The copy must match the data word for word and contain no pictures.
[[ MATERIAL FOR THE TASK, beginning ]]
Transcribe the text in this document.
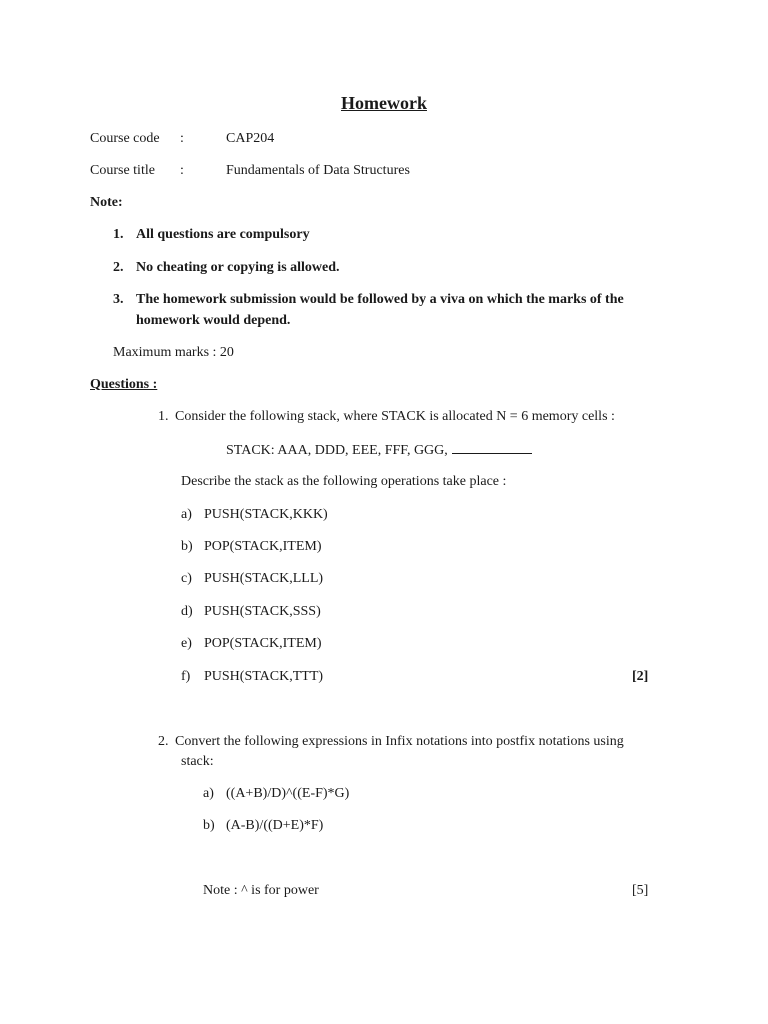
Homework
Course code :	CAP204
Course title :	Fundamentals of Data Structures
Note:
1. All questions are compulsory
2. No cheating or copying is allowed.
3. The homework submission would be followed by a viva on which the marks of the
homework would depend.
Maximum marks : 20
Questions :
1. Consider the following stack, where STACK is allocated N = 6 memory cells :
STACK: AAA, DDD, EEE, FFF, GGG,
Describe the stack as the following operations take place :
a) PUSH(STACK,KKK)
b) POP(STACK,ITEM)
c) PUSH(STACK,LLL)
d) PUSH(STACK,SSS)
e) POP(STACK,ITEM)
f) PUSH(STACK,TTT)	[2]
2. Convert the following expressions in Infix notations into postfix notations using
stack:
a) ((A+B)/D)^((E-F)*G)
b) (A-B)/((D+E)*F)
Note : ^ is for power	[5]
[[ MATERIAL FOR THE TASK, end ]]
*YOUR RESPONSE*:
Transcribe the text in this document.
Homework
Course code :	CAP204
Course title :	Fundamentals of Data Structures
Note:
1. All questions are compulsory
2. No cheating or copying is allowed.
3. The homework submission would be followed by a viva on which the marks of the
homework would depend.
Maximum marks : 20
Questions :
1. Consider the following stack, where STACK is allocated N = 6 memory cells :
STACK: AAA, DDD, EEE, FFF, GGG,
Describe the stack as the following operations take place :
a) PUSH(STACK,KKK)
b) POP(STACK,ITEM)
c) PUSH(STACK,LLL)
d) PUSH(STACK,SSS)
e) POP(STACK,ITEM)
f) PUSH(STACK,TTT)	[2]
2. Convert the following expressions in Infix notations into postfix notations using
stack:
a) ((A+B)/D)^((E-F)*G)
b) (A-B)/((D+E)*F)
Note : ^ is for power	[5]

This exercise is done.